## Task objective
Below are records to repeat exactly. Omit the pictures from the copy.

## Records for this task
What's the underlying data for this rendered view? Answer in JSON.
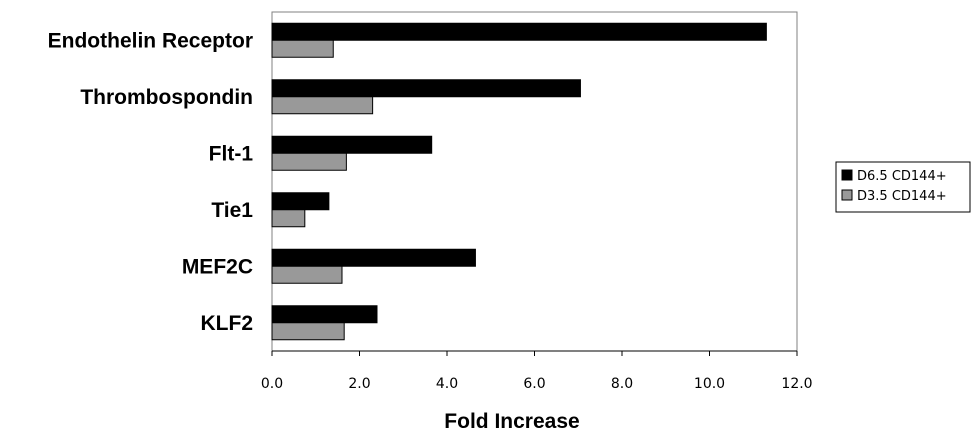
{
  "chart_data": {
    "type": "bar",
    "orientation": "horizontal",
    "categories": [
      "Endothelin Receptor",
      "Thrombospondin",
      "Flt-1",
      "Tie1",
      "MEF2C",
      "KLF2"
    ],
    "series": [
      {
        "name": "D6.5 CD144+",
        "color": "#000000",
        "values": [
          11.3,
          7.05,
          3.65,
          1.3,
          4.65,
          2.4
        ]
      },
      {
        "name": "D3.5 CD144+",
        "color": "#999999",
        "values": [
          1.4,
          2.3,
          1.7,
          0.75,
          1.6,
          1.65
        ]
      }
    ],
    "title": "",
    "xlabel": "Fold Increase",
    "ylabel": "",
    "xlim": [
      0,
      12
    ],
    "xticks": [
      "0.0",
      "2.0",
      "4.0",
      "6.0",
      "8.0",
      "10.0",
      "12.0"
    ],
    "grid": false,
    "legend_position": "right"
  }
}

## Exercise response
What's the underlying data for this rendered view? Answer in JSON.
{
  "chart_data": {
    "type": "bar",
    "orientation": "horizontal",
    "categories": [
      "Endothelin Receptor",
      "Thrombospondin",
      "Flt-1",
      "Tie1",
      "MEF2C",
      "KLF2"
    ],
    "series": [
      {
        "name": "D6.5 CD144+",
        "color": "#000000",
        "values": [
          11.3,
          7.05,
          3.65,
          1.3,
          4.65,
          2.4
        ]
      },
      {
        "name": "D3.5 CD144+",
        "color": "#999999",
        "values": [
          1.4,
          2.3,
          1.7,
          0.75,
          1.6,
          1.65
        ]
      }
    ],
    "title": "",
    "xlabel": "Fold Increase",
    "ylabel": "",
    "xlim": [
      0,
      12
    ],
    "xticks": [
      "0.0",
      "2.0",
      "4.0",
      "6.0",
      "8.0",
      "10.0",
      "12.0"
    ],
    "grid": false,
    "legend_position": "right"
  }
}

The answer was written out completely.